*DIRECTION*.
Copy each line below in which the word "right" occurs.

*DATA FOR THE TASK*.
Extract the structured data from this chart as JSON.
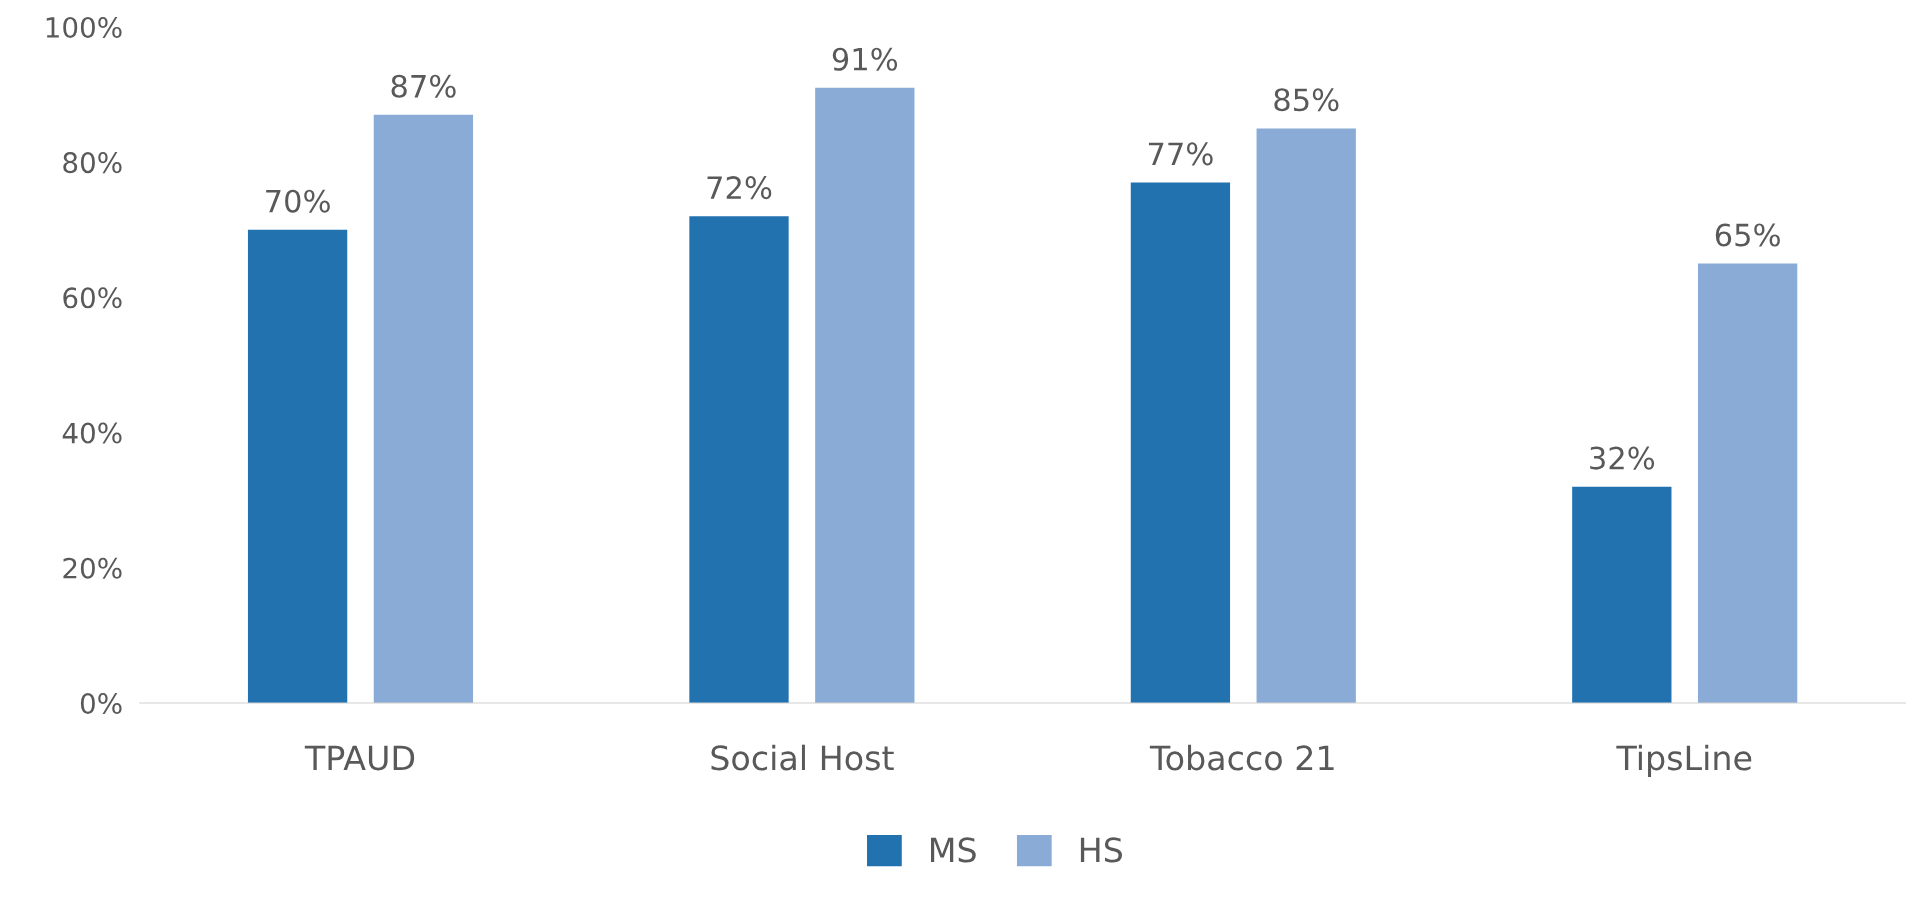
{
  "chart_data": {
    "type": "bar",
    "categories": [
      "TPAUD",
      "Social Host",
      "Tobacco 21",
      "TipsLine"
    ],
    "series": [
      {
        "name": "MS",
        "color": "#2272b0",
        "values": [
          70,
          72,
          77,
          32
        ],
        "value_labels": [
          "70%",
          "72%",
          "77%",
          "32%"
        ]
      },
      {
        "name": "HS",
        "color": "#8aabd6",
        "values": [
          87,
          91,
          85,
          65
        ],
        "value_labels": [
          "87%",
          "91%",
          "85%",
          "65%"
        ]
      }
    ],
    "ylim": [
      0,
      100
    ],
    "yticks": [
      {
        "value": 0,
        "label": "0%"
      },
      {
        "value": 20,
        "label": "20%"
      },
      {
        "value": 40,
        "label": "40%"
      },
      {
        "value": 60,
        "label": "60%"
      },
      {
        "value": 80,
        "label": "80%"
      },
      {
        "value": 100,
        "label": "100%"
      }
    ],
    "grid": false,
    "legend": "bottom"
  }
}
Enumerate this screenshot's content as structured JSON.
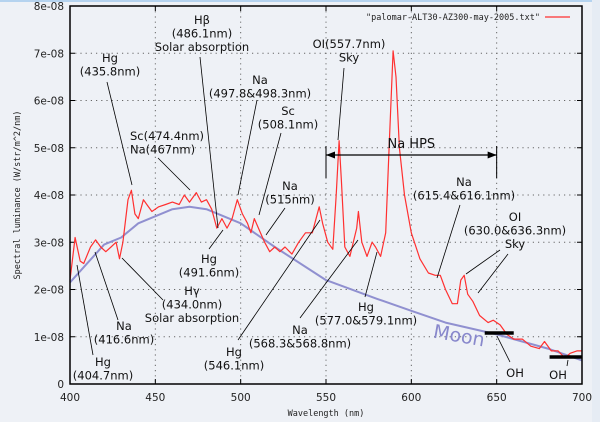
{
  "chart_data": {
    "type": "line",
    "title": "",
    "xlabel": "Wavelength (nm)",
    "ylabel": "Spectral luminance (W/str/m^2/nm)",
    "xlim": [
      400,
      700
    ],
    "ylim": [
      0,
      8e-08
    ],
    "grid": true,
    "legend_position": "top-right",
    "x_ticks": [
      "400",
      "450",
      "500",
      "550",
      "600",
      "650",
      "700"
    ],
    "x_tick_values": [
      400,
      450,
      500,
      550,
      600,
      650,
      700
    ],
    "y_ticks": [
      "0",
      "1e-08",
      "2e-08",
      "3e-08",
      "4e-08",
      "5e-08",
      "6e-08",
      "7e-08",
      "8e-08"
    ],
    "y_tick_values": [
      0,
      1e-08,
      2e-08,
      3e-08,
      4e-08,
      5e-08,
      6e-08,
      7e-08,
      8e-08
    ],
    "y_unit_scale": 1e-08,
    "series": [
      {
        "name": "\"palomar-ALT30-AZ300-may-2005.txt\"",
        "color": "#ff3030",
        "x": [
          400,
          403,
          406,
          408,
          412,
          415,
          418,
          421,
          424,
          427,
          429,
          431,
          434,
          436,
          438,
          440,
          443,
          445,
          448,
          452,
          456,
          460,
          464,
          467,
          470,
          474,
          477,
          480,
          483,
          486,
          489,
          492,
          495,
          498,
          501,
          504,
          506,
          508,
          511,
          514,
          517,
          520,
          523,
          526,
          530,
          534,
          538,
          542,
          546,
          548,
          551,
          554,
          556,
          557.7,
          559,
          561,
          564,
          568,
          569,
          571,
          574,
          577,
          579,
          582,
          585,
          587,
          589.3,
          591,
          593,
          596,
          600,
          605,
          610,
          614,
          617,
          620,
          624,
          627,
          629,
          631,
          633,
          636,
          640,
          645,
          648,
          652,
          656,
          660,
          665,
          670,
          675,
          678,
          682,
          686,
          690,
          693,
          697,
          700
        ],
        "y": [
          2.2,
          3.1,
          2.6,
          2.55,
          2.9,
          3.05,
          2.9,
          2.8,
          2.9,
          3.0,
          2.65,
          3.0,
          3.9,
          4.1,
          3.6,
          3.5,
          3.9,
          3.8,
          3.65,
          3.75,
          3.8,
          3.85,
          3.8,
          4.0,
          3.85,
          4.05,
          3.85,
          3.9,
          3.7,
          3.3,
          3.5,
          3.3,
          3.5,
          3.9,
          3.6,
          3.4,
          3.2,
          3.5,
          3.25,
          3.0,
          2.8,
          2.9,
          2.8,
          2.9,
          2.75,
          3.0,
          3.2,
          3.2,
          3.75,
          3.4,
          3.0,
          2.85,
          4.0,
          5.15,
          4.3,
          2.9,
          2.7,
          3.3,
          3.65,
          3.0,
          2.7,
          3.0,
          2.9,
          2.7,
          3.2,
          5.0,
          7.05,
          6.5,
          5.0,
          4.0,
          3.2,
          2.65,
          2.35,
          2.3,
          2.3,
          2.0,
          1.7,
          1.7,
          2.2,
          2.3,
          1.9,
          1.75,
          1.45,
          1.3,
          1.35,
          1.25,
          1.05,
          0.95,
          0.95,
          0.8,
          0.75,
          0.9,
          0.7,
          0.7,
          0.55,
          0.65,
          0.7,
          0.7
        ]
      },
      {
        "name": "Moon",
        "color": "#9090d0",
        "x": [
          400,
          420,
          430,
          440,
          460,
          470,
          480,
          500,
          520,
          550,
          580,
          600,
          620,
          650,
          680,
          700
        ],
        "y": [
          2.15,
          2.95,
          3.1,
          3.4,
          3.7,
          3.75,
          3.7,
          3.4,
          2.9,
          2.2,
          1.8,
          1.55,
          1.3,
          1.05,
          0.75,
          0.5
        ]
      }
    ],
    "annotations": [
      {
        "lines": [
          "Hg",
          "(435.8nm)"
        ]
      },
      {
        "lines": [
          "Hβ",
          "(486.1nm)",
          "Solar absorption"
        ]
      },
      {
        "lines": [
          "Na",
          "(497.8&498.3nm)"
        ]
      },
      {
        "lines": [
          "Sc",
          "(508.1nm)"
        ]
      },
      {
        "lines": [
          "Sc(474.4nm)",
          "Na(467nm)"
        ]
      },
      {
        "lines": [
          "Na",
          "(515nm)"
        ]
      },
      {
        "lines": [
          "OI(557.7nm)",
          "Sky"
        ]
      },
      {
        "lines": [
          "Na",
          "(615.4&616.1nm)"
        ]
      },
      {
        "lines": [
          "OI",
          "(630.0&636.3nm)",
          "Sky"
        ]
      },
      {
        "lines": [
          "Hg",
          "(491.6nm)"
        ]
      },
      {
        "lines": [
          "Hγ",
          "(434.0nm)",
          "Solar absorption"
        ]
      },
      {
        "lines": [
          "Na",
          "(416.6nm)"
        ]
      },
      {
        "lines": [
          "Hg",
          "(404.7nm)"
        ]
      },
      {
        "lines": [
          "Hg",
          "(546.1nm)"
        ]
      },
      {
        "lines": [
          "Na",
          "(568.3&568.8nm)"
        ]
      },
      {
        "lines": [
          "Hg",
          "(577.0&579.1nm)"
        ]
      },
      {
        "lines": [
          "OH"
        ]
      },
      {
        "lines": [
          "OH"
        ]
      }
    ],
    "range_annotation": {
      "label": "Na HPS",
      "from": 550,
      "to": 650
    },
    "moon_label": "Moon",
    "oh_bands": [
      {
        "from": 643,
        "to": 660
      },
      {
        "from": 681,
        "to": 700
      }
    ]
  }
}
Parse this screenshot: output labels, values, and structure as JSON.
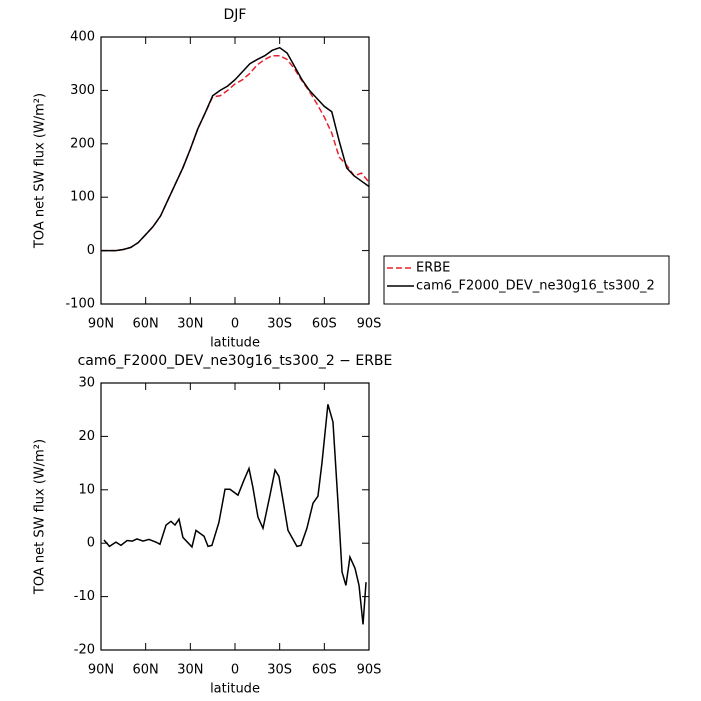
{
  "chart_data": [
    {
      "type": "line",
      "title": "DJF",
      "xlabel": "latitude",
      "ylabel": "TOA net SW flux (W/m²)",
      "x": [
        90,
        85,
        80,
        75,
        70,
        65,
        60,
        55,
        50,
        45,
        40,
        35,
        30,
        25,
        20,
        15,
        10,
        5,
        0,
        -5,
        -10,
        -15,
        -20,
        -25,
        -30,
        -35,
        -40,
        -45,
        -50,
        -55,
        -60,
        -65,
        -70,
        -75,
        -80,
        -85,
        -90
      ],
      "series": [
        {
          "name": "ERBE",
          "color": "#e8202a",
          "line_style": "dashed",
          "values": [
            0,
            0,
            0,
            2,
            6,
            15,
            30,
            45,
            65,
            95,
            125,
            155,
            190,
            228,
            258,
            288,
            290,
            300,
            312,
            320,
            332,
            348,
            358,
            365,
            365,
            358,
            340,
            318,
            298,
            275,
            250,
            220,
            175,
            160,
            140,
            145,
            128
          ]
        },
        {
          "name": "cam6_F2000_DEV_ne30g16_ts300_2",
          "color": "#000000",
          "line_style": "solid",
          "values": [
            0,
            0,
            0,
            2,
            6,
            15,
            30,
            45,
            65,
            95,
            125,
            155,
            190,
            228,
            258,
            290,
            300,
            308,
            320,
            335,
            350,
            358,
            365,
            375,
            380,
            370,
            345,
            320,
            300,
            285,
            270,
            260,
            205,
            155,
            140,
            130,
            120
          ]
        }
      ],
      "xlim": [
        90,
        -90
      ],
      "xticks": [
        {
          "value": 90,
          "label": "90N"
        },
        {
          "value": 60,
          "label": "60N"
        },
        {
          "value": 30,
          "label": "30N"
        },
        0,
        {
          "value": -30,
          "label": "30S"
        },
        {
          "value": -60,
          "label": "60S"
        },
        {
          "value": -90,
          "label": "90S"
        }
      ],
      "ylim": [
        -100,
        400
      ],
      "yticks": [
        -100,
        0,
        100,
        200,
        300,
        400
      ],
      "legend": "outside-right"
    },
    {
      "type": "line",
      "title": "cam6_F2000_DEV_ne30g16_ts300_2 − ERBE",
      "xlabel": "latitude",
      "ylabel": "TOA net SW flux (W/m²)",
      "x": [
        88,
        84.3,
        80,
        76.6,
        72.5,
        69,
        65.8,
        61.8,
        57.8,
        53,
        50.4,
        46.3,
        43,
        40.3,
        37.6,
        35,
        28.9,
        26.2,
        20.8,
        18.1,
        15.5,
        10.8,
        6.7,
        3.4,
        -2,
        -6,
        -9.4,
        -12,
        -15.4,
        -18.8,
        -23.5,
        -26.9,
        -29.5,
        -32.2,
        -35.6,
        -41.6,
        -44.3,
        -48.3,
        -52.4,
        -55.7,
        -58.4,
        -62.4,
        -65.8,
        -69.2,
        -71.9,
        -74.5,
        -77.2,
        -80.6,
        -83.3,
        -86,
        -88
      ],
      "values": [
        0.6,
        -0.6,
        0.2,
        -0.4,
        0.5,
        0.4,
        0.8,
        0.4,
        0.7,
        0.2,
        -0.2,
        3.4,
        4.1,
        3.4,
        4.5,
        1.1,
        -0.7,
        2.4,
        1.3,
        -0.6,
        -0.4,
        3.9,
        10.1,
        10.1,
        9,
        11.8,
        14,
        10.5,
        4.9,
        2.8,
        9,
        13.7,
        12.5,
        8.1,
        2.4,
        -0.6,
        -0.4,
        2.8,
        7.5,
        8.8,
        15,
        26,
        22.7,
        7.5,
        -5.4,
        -7.9,
        -2.6,
        -4.7,
        -7.9,
        -15.2,
        -7.3
      ],
      "color": "#000000",
      "xlim": [
        90,
        -90
      ],
      "xticks": [
        {
          "value": 90,
          "label": "90N"
        },
        {
          "value": 60,
          "label": "60N"
        },
        {
          "value": 30,
          "label": "30N"
        },
        0,
        {
          "value": -30,
          "label": "30S"
        },
        {
          "value": -60,
          "label": "60S"
        },
        {
          "value": -90,
          "label": "90S"
        }
      ],
      "ylim": [
        -20,
        30
      ],
      "yticks": [
        -20,
        -10,
        0,
        10,
        20,
        30
      ]
    }
  ]
}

*CORRECT OUTPUT*.
    "legend_position": "top-right",
      "legend": "outside-right"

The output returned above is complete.